**Stored records**
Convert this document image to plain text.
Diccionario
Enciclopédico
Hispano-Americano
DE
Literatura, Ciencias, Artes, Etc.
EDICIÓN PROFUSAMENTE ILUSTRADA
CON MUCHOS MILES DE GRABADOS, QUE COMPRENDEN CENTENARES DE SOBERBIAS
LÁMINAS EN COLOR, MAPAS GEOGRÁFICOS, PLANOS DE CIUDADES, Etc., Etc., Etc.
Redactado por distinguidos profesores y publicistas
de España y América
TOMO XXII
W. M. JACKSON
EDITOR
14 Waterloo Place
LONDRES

**Exercise goal**
Each line must be given again exactly as written above.

**Answer**
Convert this document image to plain text.
Diccionario
Enciclopédico
Hispano-Americano
DE
Literatura, Ciencias, Artes, Etc.
EDICIÓN PROFUSAMENTE ILUSTRADA
CON MUCHOS MILES DE GRABADOS, QUE COMPRENDEN CENTENARES DE SOBERBIAS
LÁMINAS EN COLOR, MAPAS GEOGRÁFICOS, PLANOS DE CIUDADES, Etc., Etc., Etc.
Redactado por distinguidos profesores y publicistas
de España y América
TOMO XXII
W. M. JACKSON
EDITOR
14 Waterloo Place
LONDRES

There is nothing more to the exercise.